[Collected data]
----------------

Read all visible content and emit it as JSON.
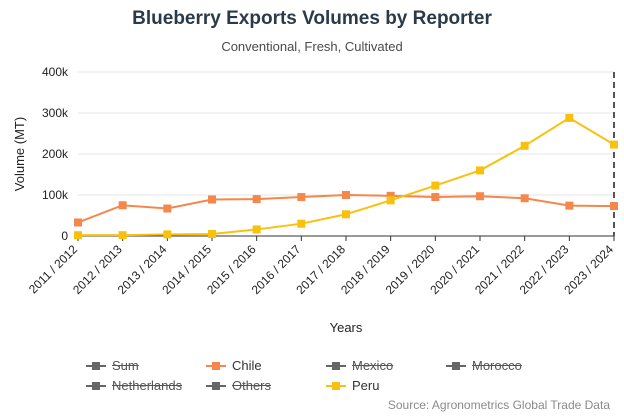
{
  "chart_data": {
    "type": "line",
    "title": "Blueberry Exports Volumes by Reporter",
    "subtitle": "Conventional, Fresh, Cultivated",
    "xlabel": "Years",
    "ylabel": "Volume (MT)",
    "ylim": [
      0,
      400000
    ],
    "y_ticks": [
      "0",
      "100k",
      "200k",
      "300k",
      "400k"
    ],
    "categories": [
      "2011 / 2012",
      "2012 / 2013",
      "2013 / 2014",
      "2014 / 2015",
      "2015 / 2016",
      "2016 / 2017",
      "2017 / 2018",
      "2018 / 2019",
      "2019 / 2020",
      "2020 / 2021",
      "2021 / 2022",
      "2022 / 2023",
      "2023 / 2024"
    ],
    "series": [
      {
        "name": "Chile",
        "color": "#f4874b",
        "values": [
          33000,
          75000,
          67000,
          89000,
          90000,
          95000,
          100000,
          98000,
          95000,
          97000,
          92000,
          74000,
          73000
        ]
      },
      {
        "name": "Peru",
        "color": "#f9c10e",
        "values": [
          2000,
          2000,
          4000,
          5000,
          16000,
          30000,
          53000,
          87000,
          123000,
          160000,
          220000,
          288000,
          223000
        ]
      }
    ],
    "legend": [
      {
        "name": "Sum",
        "visible": false,
        "color": "#666666"
      },
      {
        "name": "Chile",
        "visible": true,
        "color": "#f4874b"
      },
      {
        "name": "Mexico",
        "visible": false,
        "color": "#666666"
      },
      {
        "name": "Morocco",
        "visible": false,
        "color": "#666666"
      },
      {
        "name": "Netherlands",
        "visible": false,
        "color": "#666666"
      },
      {
        "name": "Others",
        "visible": false,
        "color": "#666666"
      },
      {
        "name": "Peru",
        "visible": true,
        "color": "#f9c10e"
      }
    ],
    "legend_position": "bottom",
    "grid": "horizontal",
    "highlight_category": "2023 / 2024"
  },
  "source": "Source: Agronometrics Global Trade Data"
}
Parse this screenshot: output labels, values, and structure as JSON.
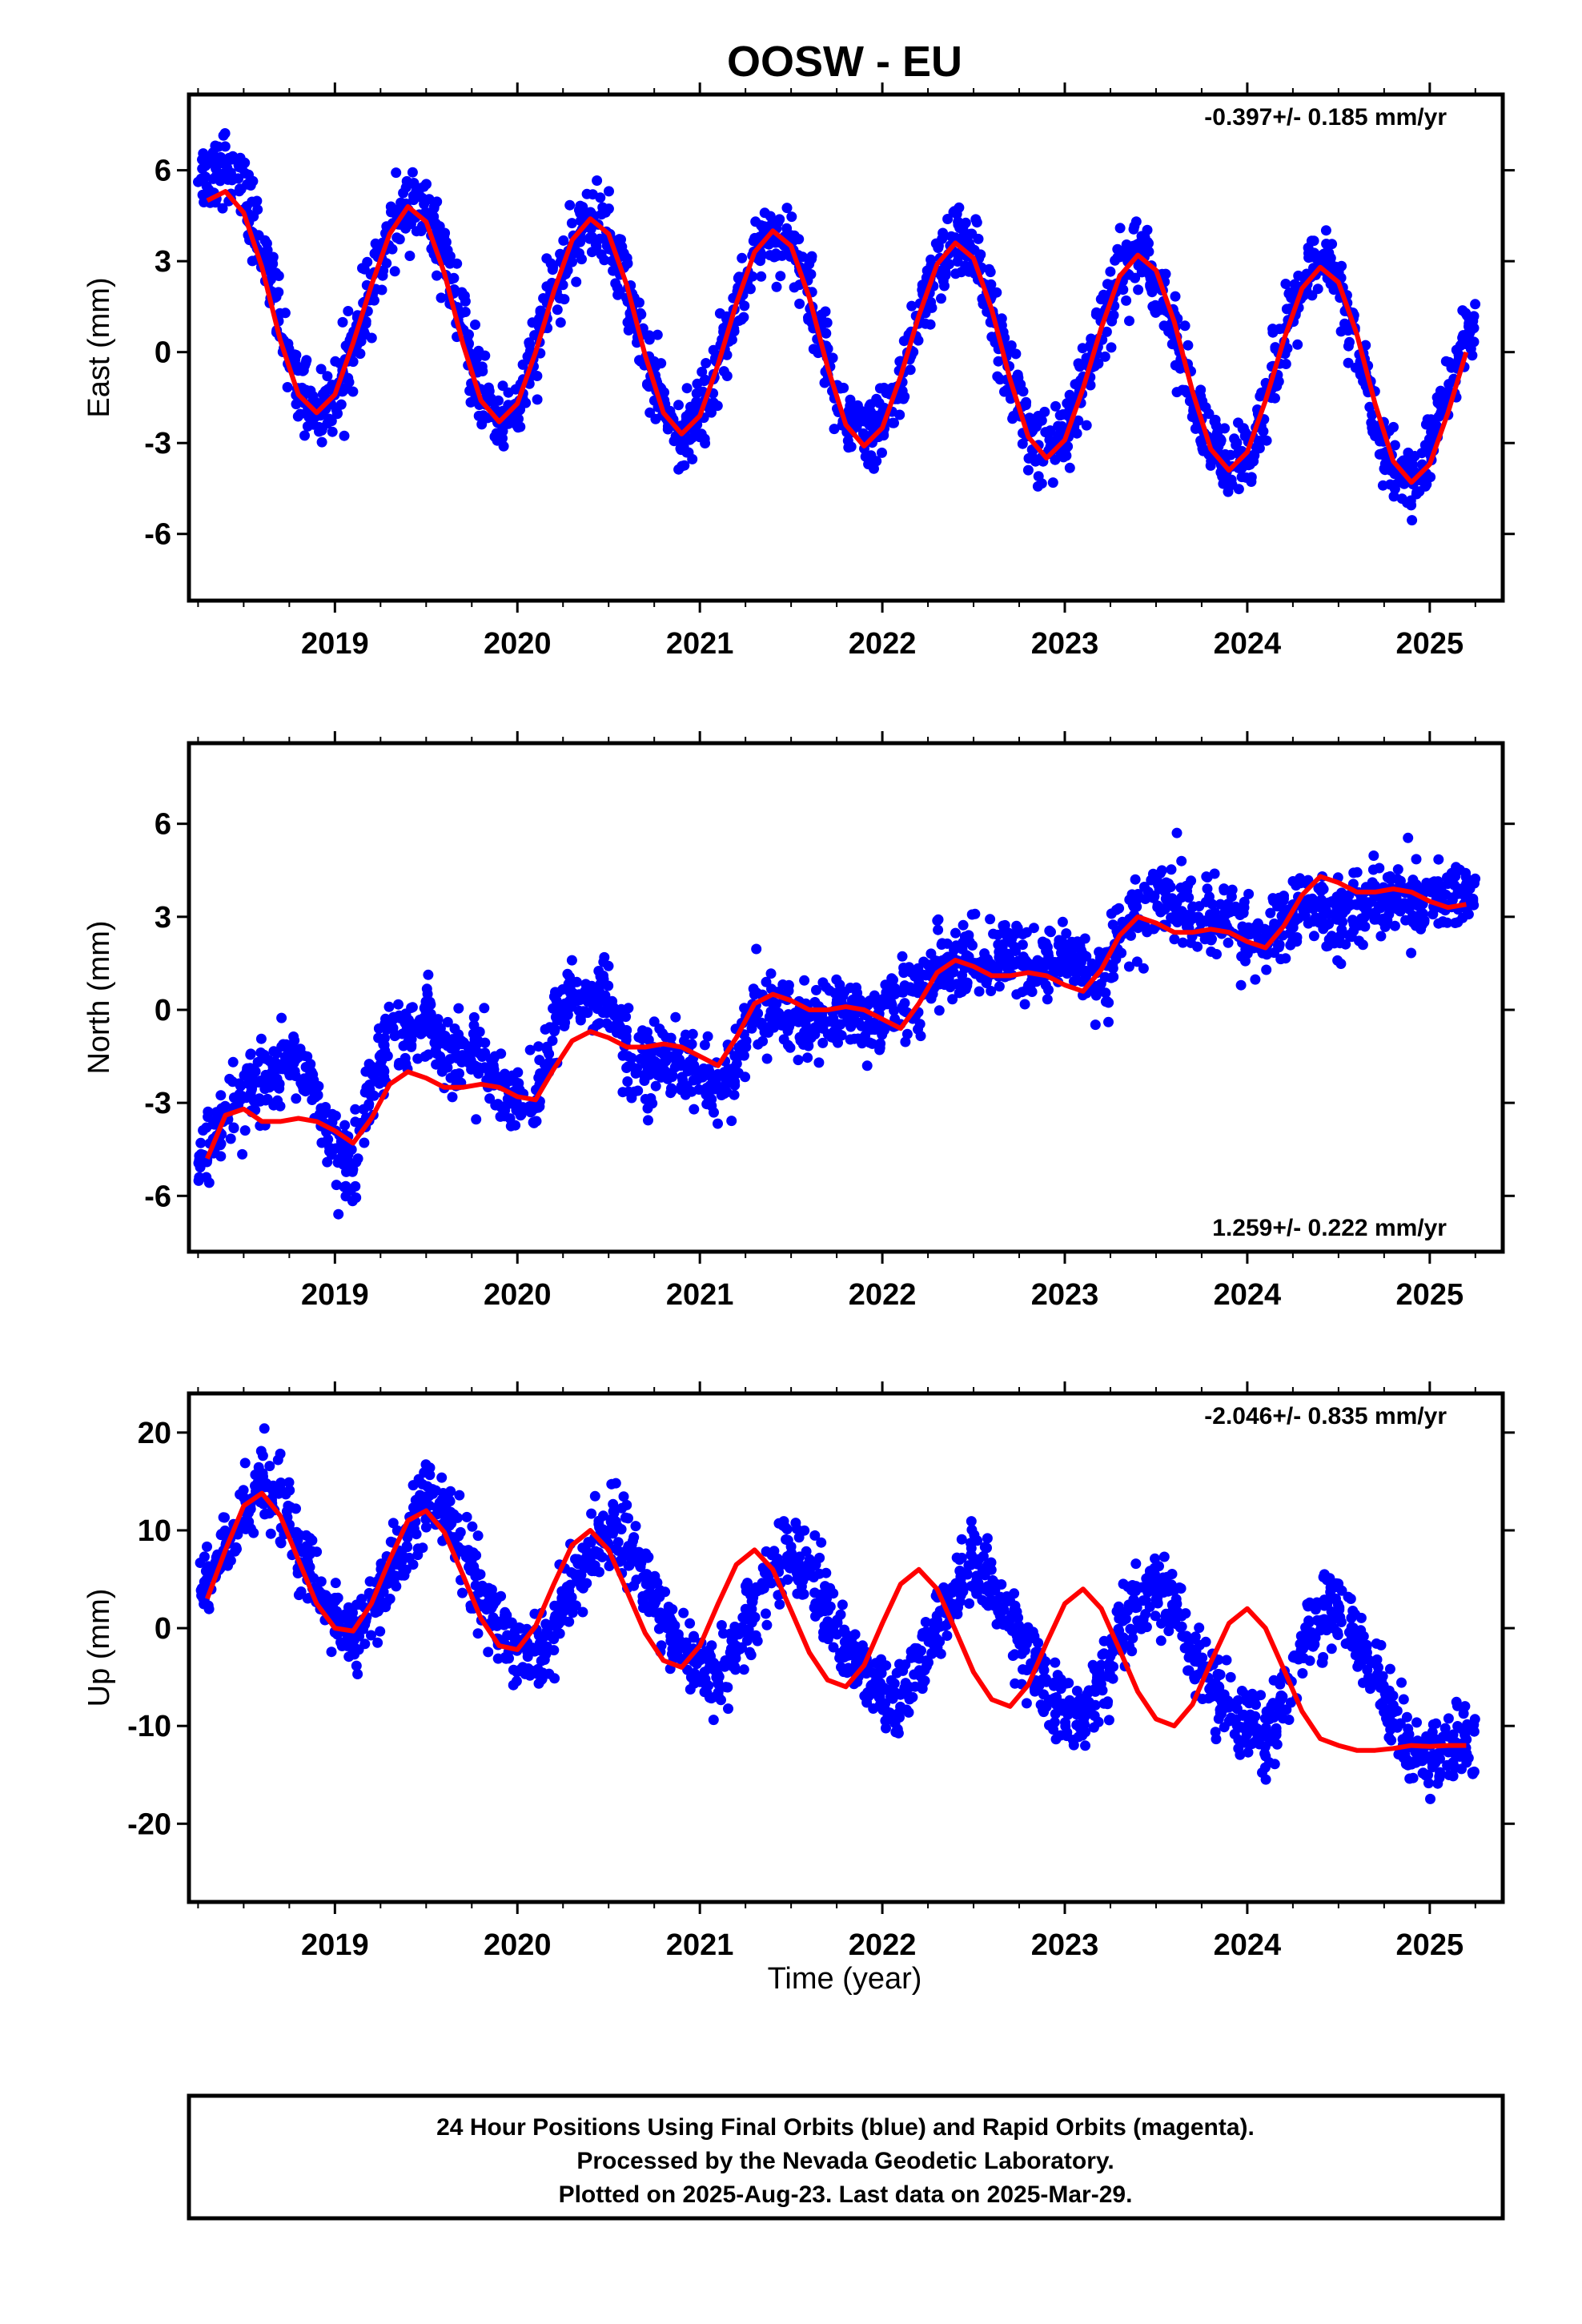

----------------

> _What is being asked_: Reproduce the full listing above verbatim, with no pictures included.

> _Reply to the exercise_:
Read all visible content and emit it as JSON.
{
  "chart_data": {
    "type": "line",
    "title": "Blueberry Exports Volumes by Reporter",
    "subtitle": "Conventional, Fresh, Cultivated",
    "xlabel": "Years",
    "ylabel": "Volume (MT)",
    "ylim": [
      0,
      400000
    ],
    "y_ticks": [
      "0",
      "100k",
      "200k",
      "300k",
      "400k"
    ],
    "categories": [
      "2011 / 2012",
      "2012 / 2013",
      "2013 / 2014",
      "2014 / 2015",
      "2015 / 2016",
      "2016 / 2017",
      "2017 / 2018",
      "2018 / 2019",
      "2019 / 2020",
      "2020 / 2021",
      "2021 / 2022",
      "2022 / 2023",
      "2023 / 2024"
    ],
    "series": [
      {
        "name": "Chile",
        "color": "#f4874b",
        "values": [
          33000,
          75000,
          67000,
          89000,
          90000,
          95000,
          100000,
          98000,
          95000,
          97000,
          92000,
          74000,
          73000
        ]
      },
      {
        "name": "Peru",
        "color": "#f9c10e",
        "values": [
          2000,
          2000,
          4000,
          5000,
          16000,
          30000,
          53000,
          87000,
          123000,
          160000,
          220000,
          288000,
          223000
        ]
      }
    ],
    "legend": [
      {
        "name": "Sum",
        "visible": false,
        "color": "#666666"
      },
      {
        "name": "Chile",
        "visible": true,
        "color": "#f4874b"
      },
      {
        "name": "Mexico",
        "visible": false,
        "color": "#666666"
      },
      {
        "name": "Morocco",
        "visible": false,
        "color": "#666666"
      },
      {
        "name": "Netherlands",
        "visible": false,
        "color": "#666666"
      },
      {
        "name": "Others",
        "visible": false,
        "color": "#666666"
      },
      {
        "name": "Peru",
        "visible": true,
        "color": "#f9c10e"
      }
    ],
    "legend_position": "bottom",
    "grid": "horizontal",
    "highlight_category": "2023 / 2024"
  },
  "source": "Source: Agronometrics Global Trade Data"
}
Parse this screenshot: output labels, values, and structure as JSON.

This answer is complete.